─── Given text ───
They all can be dominant jerks... it's just how they are. Of course, some are more likely than others.

Melanochromis can just be the most annoying, like a dog behind a fence that mindlessly barks at everything that moves. Even the "pseudo"-Meleanochromis Johanni types ( I've always thought they looked like they were imitating sub dominant Melanochromis). I had a Chipokae years ago who was the dominant fish but was never violent, but there wasn't another Melanochromis in the tank to get him riled up. Sometimes it is the mix of fish that makes Mbuna psycho.


----------



## Dawg2012 (May 10, 2012)

My Kenyi was pretty mellow.

Socolofi on the other hand, not so much. Finally got put in with the big boys cause he was a little jerk and he held his own for over a year at half their size.


----------



## Steve C (Oct 9, 2011)

My red zebras. I have 5 red zebras in with other mbuna in my 55g mbuna tank and the zebras are pretty much the trouble makers in there. They pretty much rule the tank and don;t like any "new guys" (they have killed two fish in the past year) and forced the relocation of another. The 5" zebra in this pic is the main one that likes to rumble. Also the OB peacock in the same pic is a trouble maker. Had to relocate him from the peacock tank to the Mbuna tank about 6 weeks ago because he had all 11 peacocks shoved into one corner of the all male peacock tank. He does pretty well in the mbuna tank though.


----------



## Cichlidman14 (Jul 17, 2013)

Steve nice OB peacock. Coloration looks great. He seems like a brute though the way you described him. And your red zebra looks great as well

Come on guys let's see some more pictures.


----------



## ozman (Sep 7, 2012)

Iggy Newcastle said:


> jlose600 said:
> 
> 
> > Without a doubt Melanochromis chipokae. I had a six inch male kill a ten inch nimbochromis venustus and a seven inch Kenyi male!!
> ...


 :lol: :lol: :lol: :lol: :lol:


----------



## misterted (Sep 12, 2003)

They are living things so any can be ill tempered.
───
Task goal ▸ Carry on the forum thread about aggressive mbuna cichlids from its last line. The data is not needed for this.
─── Material supplied ───
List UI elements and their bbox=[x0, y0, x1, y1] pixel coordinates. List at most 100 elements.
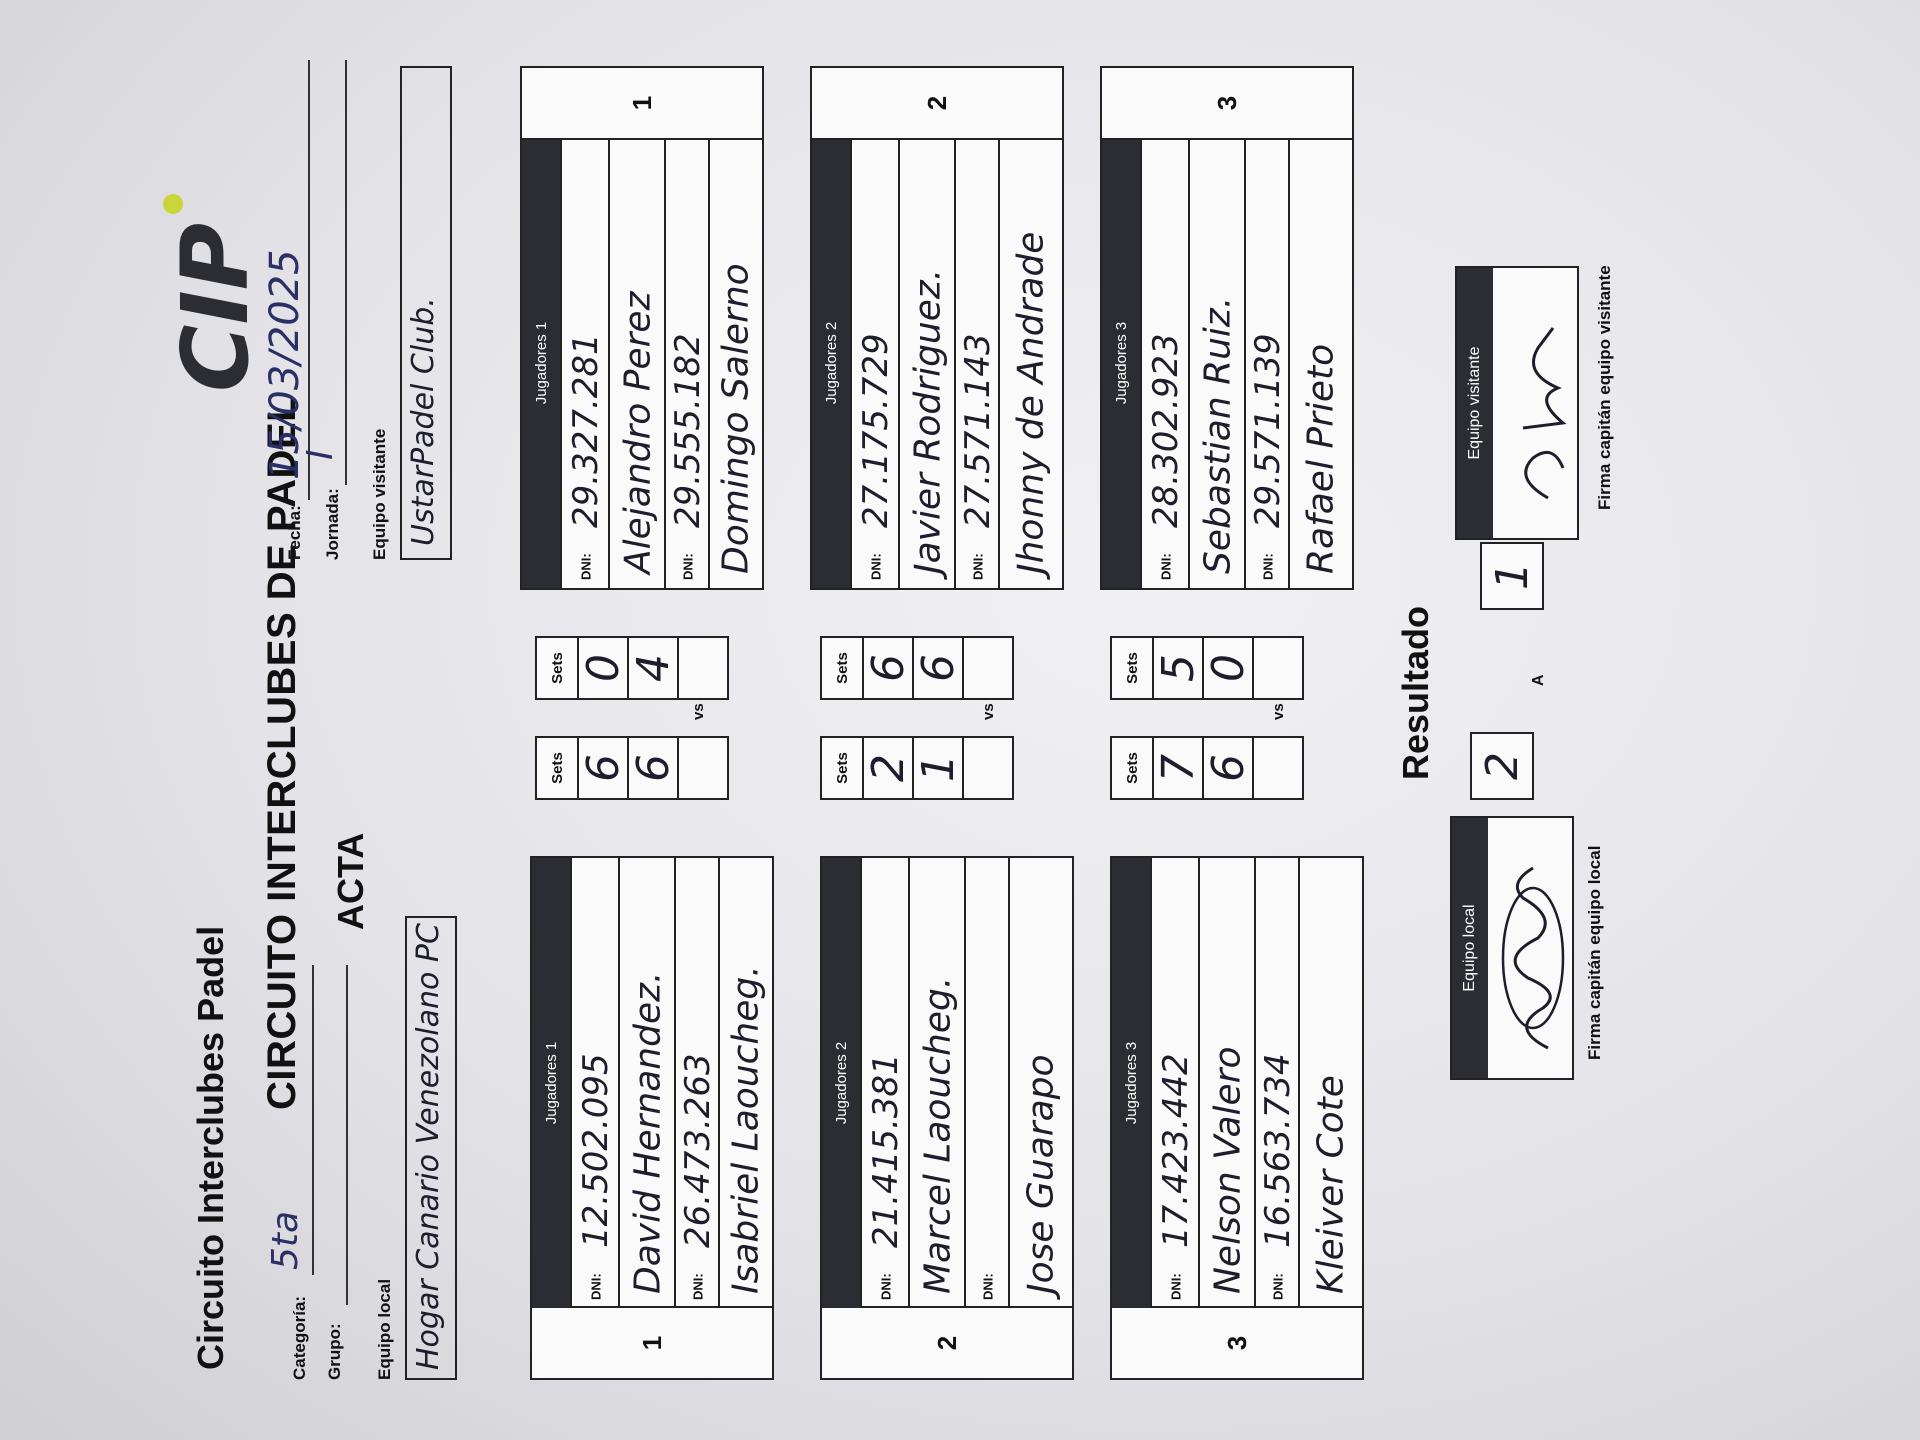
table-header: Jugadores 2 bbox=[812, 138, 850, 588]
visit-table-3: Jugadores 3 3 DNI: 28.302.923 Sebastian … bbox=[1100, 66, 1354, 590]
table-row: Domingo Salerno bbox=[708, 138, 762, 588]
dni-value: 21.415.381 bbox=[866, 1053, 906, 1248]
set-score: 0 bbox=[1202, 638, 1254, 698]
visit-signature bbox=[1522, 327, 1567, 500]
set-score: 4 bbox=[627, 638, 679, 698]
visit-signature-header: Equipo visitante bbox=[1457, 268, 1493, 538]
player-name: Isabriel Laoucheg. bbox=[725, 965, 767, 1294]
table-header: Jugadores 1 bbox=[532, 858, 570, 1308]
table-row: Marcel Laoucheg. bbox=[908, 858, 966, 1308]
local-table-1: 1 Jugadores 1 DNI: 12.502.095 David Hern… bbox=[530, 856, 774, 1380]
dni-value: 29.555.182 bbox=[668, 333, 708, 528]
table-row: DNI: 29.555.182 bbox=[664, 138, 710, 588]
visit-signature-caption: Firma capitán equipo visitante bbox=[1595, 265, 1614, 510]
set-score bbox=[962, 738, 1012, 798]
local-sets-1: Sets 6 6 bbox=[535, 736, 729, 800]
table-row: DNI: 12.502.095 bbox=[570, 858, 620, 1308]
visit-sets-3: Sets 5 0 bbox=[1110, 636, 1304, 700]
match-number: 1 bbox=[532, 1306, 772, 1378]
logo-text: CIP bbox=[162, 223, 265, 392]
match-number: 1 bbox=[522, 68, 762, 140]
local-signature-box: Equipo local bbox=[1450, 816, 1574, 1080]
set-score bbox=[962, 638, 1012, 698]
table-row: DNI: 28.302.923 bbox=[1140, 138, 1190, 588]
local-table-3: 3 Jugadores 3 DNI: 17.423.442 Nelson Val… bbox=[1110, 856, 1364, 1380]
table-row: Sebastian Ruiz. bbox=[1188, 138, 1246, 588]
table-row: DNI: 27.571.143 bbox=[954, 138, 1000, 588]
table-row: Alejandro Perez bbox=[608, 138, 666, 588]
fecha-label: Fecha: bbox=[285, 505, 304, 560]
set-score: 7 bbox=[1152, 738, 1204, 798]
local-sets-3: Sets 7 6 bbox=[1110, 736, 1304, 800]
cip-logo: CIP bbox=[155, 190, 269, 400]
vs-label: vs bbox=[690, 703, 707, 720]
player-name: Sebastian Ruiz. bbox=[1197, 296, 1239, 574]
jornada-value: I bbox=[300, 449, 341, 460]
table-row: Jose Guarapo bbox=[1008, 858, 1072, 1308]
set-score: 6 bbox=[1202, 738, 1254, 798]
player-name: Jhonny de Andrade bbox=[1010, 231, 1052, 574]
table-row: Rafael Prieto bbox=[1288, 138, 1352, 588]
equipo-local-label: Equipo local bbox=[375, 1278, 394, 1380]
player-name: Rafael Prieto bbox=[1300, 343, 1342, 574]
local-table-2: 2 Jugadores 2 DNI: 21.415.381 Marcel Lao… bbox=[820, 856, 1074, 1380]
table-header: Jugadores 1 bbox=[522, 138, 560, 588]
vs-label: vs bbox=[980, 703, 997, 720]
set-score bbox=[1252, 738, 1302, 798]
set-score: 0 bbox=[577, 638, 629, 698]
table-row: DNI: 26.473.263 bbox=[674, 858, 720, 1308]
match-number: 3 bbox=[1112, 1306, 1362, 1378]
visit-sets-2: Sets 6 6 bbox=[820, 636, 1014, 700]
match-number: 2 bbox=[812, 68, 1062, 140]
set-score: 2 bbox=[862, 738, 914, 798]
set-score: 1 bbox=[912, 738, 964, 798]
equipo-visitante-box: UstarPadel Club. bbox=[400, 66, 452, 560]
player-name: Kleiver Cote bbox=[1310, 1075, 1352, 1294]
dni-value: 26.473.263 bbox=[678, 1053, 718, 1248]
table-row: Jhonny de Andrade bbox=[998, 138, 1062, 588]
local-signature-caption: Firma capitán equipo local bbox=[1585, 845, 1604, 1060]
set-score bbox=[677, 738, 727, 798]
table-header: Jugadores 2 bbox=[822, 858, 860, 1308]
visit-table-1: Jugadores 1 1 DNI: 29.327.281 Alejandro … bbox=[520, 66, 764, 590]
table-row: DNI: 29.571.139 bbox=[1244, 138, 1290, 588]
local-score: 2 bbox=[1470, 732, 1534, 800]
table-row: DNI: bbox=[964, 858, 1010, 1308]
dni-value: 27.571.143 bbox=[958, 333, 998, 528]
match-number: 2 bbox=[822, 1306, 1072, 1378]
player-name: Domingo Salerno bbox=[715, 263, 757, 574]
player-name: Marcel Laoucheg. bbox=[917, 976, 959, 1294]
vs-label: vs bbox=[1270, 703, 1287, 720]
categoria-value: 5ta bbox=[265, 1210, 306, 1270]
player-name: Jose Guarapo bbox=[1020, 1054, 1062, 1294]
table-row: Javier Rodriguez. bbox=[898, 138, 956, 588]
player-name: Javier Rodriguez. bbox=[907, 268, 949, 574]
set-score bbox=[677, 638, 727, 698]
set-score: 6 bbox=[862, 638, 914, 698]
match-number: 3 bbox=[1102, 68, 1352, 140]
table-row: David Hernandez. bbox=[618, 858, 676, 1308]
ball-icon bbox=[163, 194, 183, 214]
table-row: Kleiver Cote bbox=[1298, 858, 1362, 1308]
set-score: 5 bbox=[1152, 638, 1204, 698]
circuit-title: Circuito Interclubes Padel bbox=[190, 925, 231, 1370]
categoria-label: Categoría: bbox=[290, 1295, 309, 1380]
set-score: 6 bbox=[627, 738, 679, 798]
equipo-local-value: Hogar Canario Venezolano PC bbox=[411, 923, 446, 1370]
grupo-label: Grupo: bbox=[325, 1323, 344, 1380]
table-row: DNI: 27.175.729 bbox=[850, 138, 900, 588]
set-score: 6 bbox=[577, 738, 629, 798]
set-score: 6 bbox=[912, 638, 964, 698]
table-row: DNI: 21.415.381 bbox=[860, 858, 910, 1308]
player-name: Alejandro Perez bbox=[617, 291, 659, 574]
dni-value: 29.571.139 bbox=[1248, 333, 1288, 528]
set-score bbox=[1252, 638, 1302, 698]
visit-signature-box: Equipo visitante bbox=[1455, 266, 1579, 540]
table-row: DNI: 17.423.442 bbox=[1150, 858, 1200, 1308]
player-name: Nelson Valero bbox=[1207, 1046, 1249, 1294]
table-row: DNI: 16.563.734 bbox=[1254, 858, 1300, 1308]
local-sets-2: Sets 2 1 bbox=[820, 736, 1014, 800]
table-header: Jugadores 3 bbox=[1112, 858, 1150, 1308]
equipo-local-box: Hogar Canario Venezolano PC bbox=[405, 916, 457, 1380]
───
─── Material supplied ───
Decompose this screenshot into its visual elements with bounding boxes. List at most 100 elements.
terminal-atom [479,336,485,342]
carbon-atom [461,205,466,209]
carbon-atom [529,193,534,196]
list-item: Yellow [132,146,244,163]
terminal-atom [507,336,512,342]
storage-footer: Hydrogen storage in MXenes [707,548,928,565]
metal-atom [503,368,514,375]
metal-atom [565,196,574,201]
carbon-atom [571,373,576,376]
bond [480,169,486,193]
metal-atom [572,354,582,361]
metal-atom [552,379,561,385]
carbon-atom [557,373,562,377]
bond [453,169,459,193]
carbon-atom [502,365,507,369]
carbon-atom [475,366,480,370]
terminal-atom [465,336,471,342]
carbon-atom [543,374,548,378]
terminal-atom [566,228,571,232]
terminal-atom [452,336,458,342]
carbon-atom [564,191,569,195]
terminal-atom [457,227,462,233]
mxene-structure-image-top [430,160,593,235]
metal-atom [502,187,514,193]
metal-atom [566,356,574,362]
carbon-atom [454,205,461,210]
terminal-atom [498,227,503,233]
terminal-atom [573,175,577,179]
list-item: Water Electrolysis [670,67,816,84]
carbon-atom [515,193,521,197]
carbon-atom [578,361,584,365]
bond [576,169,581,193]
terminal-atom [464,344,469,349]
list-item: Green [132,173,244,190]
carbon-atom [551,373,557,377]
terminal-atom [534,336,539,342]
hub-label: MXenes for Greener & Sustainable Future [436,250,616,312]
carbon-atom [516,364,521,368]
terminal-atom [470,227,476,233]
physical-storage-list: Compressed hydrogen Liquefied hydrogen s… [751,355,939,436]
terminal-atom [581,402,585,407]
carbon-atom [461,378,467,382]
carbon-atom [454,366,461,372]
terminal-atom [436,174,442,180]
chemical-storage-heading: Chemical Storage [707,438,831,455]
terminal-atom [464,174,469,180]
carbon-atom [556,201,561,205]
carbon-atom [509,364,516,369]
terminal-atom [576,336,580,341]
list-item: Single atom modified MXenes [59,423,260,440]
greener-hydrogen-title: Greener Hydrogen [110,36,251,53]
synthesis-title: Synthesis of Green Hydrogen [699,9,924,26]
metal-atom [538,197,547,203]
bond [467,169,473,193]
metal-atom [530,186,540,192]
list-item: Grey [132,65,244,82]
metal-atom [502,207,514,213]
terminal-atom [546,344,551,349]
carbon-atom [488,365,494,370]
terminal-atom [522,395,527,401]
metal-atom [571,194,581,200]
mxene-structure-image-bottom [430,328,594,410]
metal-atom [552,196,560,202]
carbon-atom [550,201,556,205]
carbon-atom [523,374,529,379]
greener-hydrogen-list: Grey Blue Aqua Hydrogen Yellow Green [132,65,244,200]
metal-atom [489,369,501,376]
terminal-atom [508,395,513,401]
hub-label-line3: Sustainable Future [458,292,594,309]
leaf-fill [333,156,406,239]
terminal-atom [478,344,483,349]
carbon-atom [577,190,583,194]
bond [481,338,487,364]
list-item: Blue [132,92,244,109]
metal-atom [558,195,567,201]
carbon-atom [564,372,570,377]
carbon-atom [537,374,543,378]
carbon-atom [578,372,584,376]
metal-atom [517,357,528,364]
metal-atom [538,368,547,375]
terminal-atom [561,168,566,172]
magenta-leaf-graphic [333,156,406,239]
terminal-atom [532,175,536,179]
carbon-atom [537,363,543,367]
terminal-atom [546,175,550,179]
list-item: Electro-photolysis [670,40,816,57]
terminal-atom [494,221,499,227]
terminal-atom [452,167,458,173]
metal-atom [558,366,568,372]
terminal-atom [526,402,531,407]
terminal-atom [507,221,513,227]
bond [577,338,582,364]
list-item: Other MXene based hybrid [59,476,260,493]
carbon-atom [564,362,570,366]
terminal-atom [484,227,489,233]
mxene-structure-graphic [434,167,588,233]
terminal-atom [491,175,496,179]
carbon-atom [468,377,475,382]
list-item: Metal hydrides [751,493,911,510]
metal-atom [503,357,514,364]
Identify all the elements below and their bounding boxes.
───
Output below ▸
The ones with the best chance of being evil have been mentioned here already, Various Melanchromis, Kenyi's, Red Zebras are more often than not evil.
I had a demon Yellow Lab once. Kept a group of this usually docile Mbuna in my 125 with a lot of other groups and this guy killed every other Yellow Lab in the tank.
Go figure.


----------



## bpark83 (Aug 18, 2013)

Chipokae - about 5". Added him to the tank last, and while he is aggressive, really didn't have a problem until I re-did the rockwork recently. That made him want to reclaim a lot more territory than he previously had a hold on in the tank (I learned sometimes redoing/rearranging the rockwork actually makes things worse). He had cornered a big yellow lab and just beat it half to death. I was hoping it would recover when it got out, but the chipokae kept going after it and it was looking worse and worse. The next day there was no sign of the yellow lab, but some random body parts floating around and stuck to the powerhead and filter inlet. Basically the chipokae made a meal of the yellow lab. I just gave him away today because I had enough of it.


----------



## CrazyCoolCichlids (May 19, 2013)

Definitely auratus! I had one that I brought home from the LFS, put him in the tank and almost immediately he began harassing the other fish. He was returned to the LFS the next morning.


----------



## poseidons minions (Dec 1, 2009)

meanest mbuna for me is melachromis chipokae and they get big n nasty but very beautiful.


----------



## Cichlidman14 (Jul 17, 2013)

Seen pictures of melachromis chipokae, very beautiful and the colors on the males are stunning.


----------



## Lushaquatics (Sep 15, 2013)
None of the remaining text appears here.